● REQUIREMENTS: Would you write out the listing verbatim and skip every picture in it?
· · · · · · ·
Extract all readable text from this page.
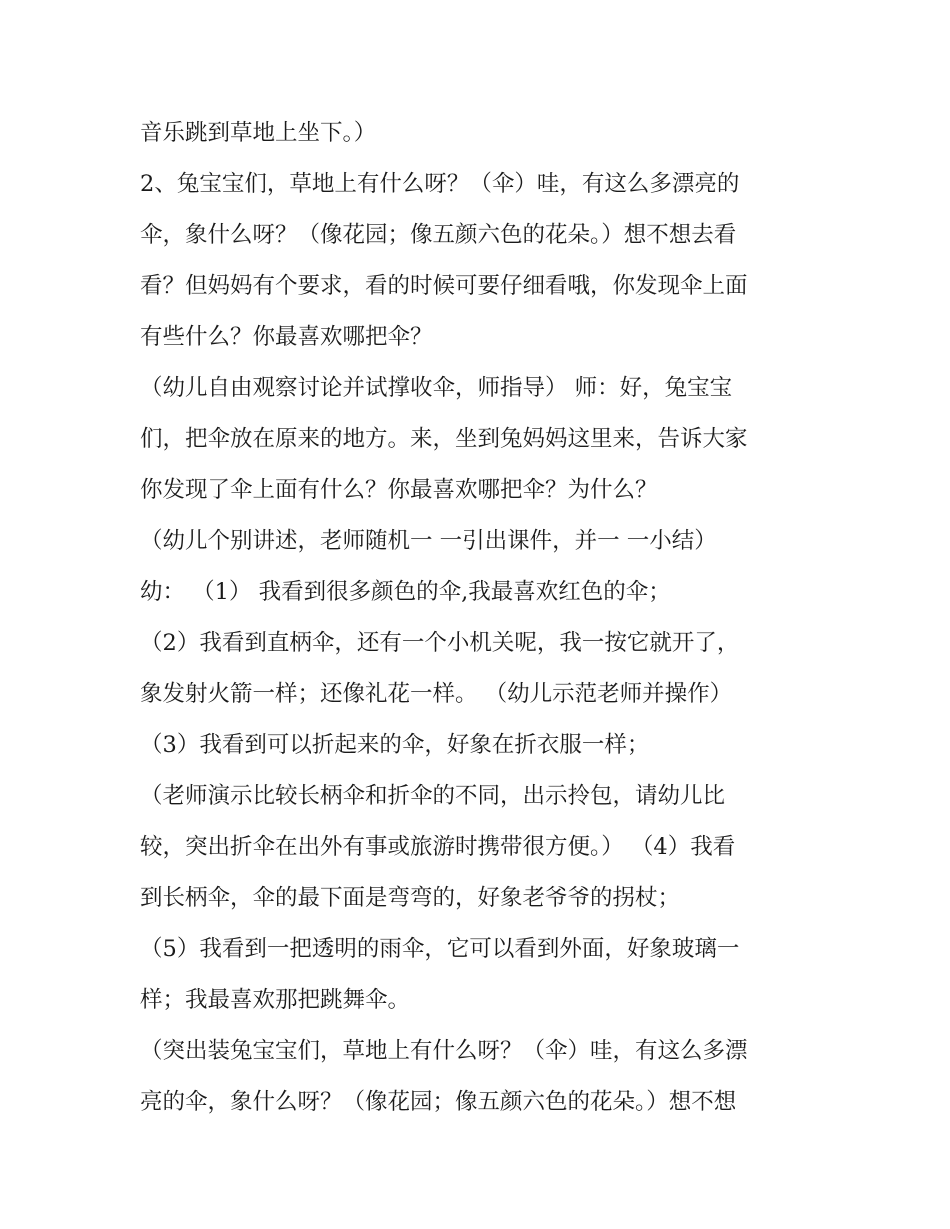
音乐跳到草地上坐下。）

2、兔宝宝们，草地上有什么呀？（伞）哇，有这么多漂亮的

伞，象什么呀？（像花园；像五颜六色的花朵。）想不想去看

看？但妈妈有个要求，看的时候可要仔细看哦，你发现伞上面

有些什么？你最喜欢哪把伞？

（幼儿自由观察讨论并试撑收伞，师指导） 师：好，兔宝宝

们，把伞放在原来的地方。来，坐到兔妈妈这里来，告诉大家

你发现了伞上面有什么？你最喜欢哪把伞？为什么？

（幼儿个别讲述，老师随机一 一引出课件，并一 一小结）

幼： （1） 我看到很多颜色的伞,我最喜欢红色的伞；

（2）我看到直柄伞，还有一个小机关呢，我一按它就开了，

象发射火箭一样；还像礼花一样。 （幼儿示范老师并操作）

（3）我看到可以折起来的伞，好象在折衣服一样；

（老师演示比较长柄伞和折伞的不同，出示拎包，请幼儿比

较，突出折伞在出外有事或旅游时携带很方便。） （4）我看

到长柄伞，伞的最下面是弯弯的，好象老爷爷的拐杖；

（5）我看到一把透明的雨伞，它可以看到外面，好象玻璃一

样；我最喜欢那把跳舞伞。

（突出装兔宝宝们，草地上有什么呀？（伞）哇，有这么多漂

亮的伞，象什么呀？（像花园；像五颜六色的花朵。）想不想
· · · · · · ·
● EXERCISE RESPONSE:
Extract all readable text from this page.
音乐跳到草地上坐下。）

2、兔宝宝们，草地上有什么呀？（伞）哇，有这么多漂亮的

伞，象什么呀？（像花园；像五颜六色的花朵。）想不想去看

看？但妈妈有个要求，看的时候可要仔细看哦，你发现伞上面

有些什么？你最喜欢哪把伞？

（幼儿自由观察讨论并试撑收伞，师指导） 师：好，兔宝宝

们，把伞放在原来的地方。来，坐到兔妈妈这里来，告诉大家

你发现了伞上面有什么？你最喜欢哪把伞？为什么？

（幼儿个别讲述，老师随机一 一引出课件，并一 一小结）

幼： （1） 我看到很多颜色的伞,我最喜欢红色的伞；

（2）我看到直柄伞，还有一个小机关呢，我一按它就开了，

象发射火箭一样；还像礼花一样。 （幼儿示范老师并操作）

（3）我看到可以折起来的伞，好象在折衣服一样；

（老师演示比较长柄伞和折伞的不同，出示拎包，请幼儿比

较，突出折伞在出外有事或旅游时携带很方便。） （4）我看

到长柄伞，伞的最下面是弯弯的，好象老爷爷的拐杖；

（5）我看到一把透明的雨伞，它可以看到外面，好象玻璃一

样；我最喜欢那把跳舞伞。

（突出装兔宝宝们，草地上有什么呀？（伞）哇，有这么多漂

亮的伞，象什么呀？（像花园；像五颜六色的花朵。）想不想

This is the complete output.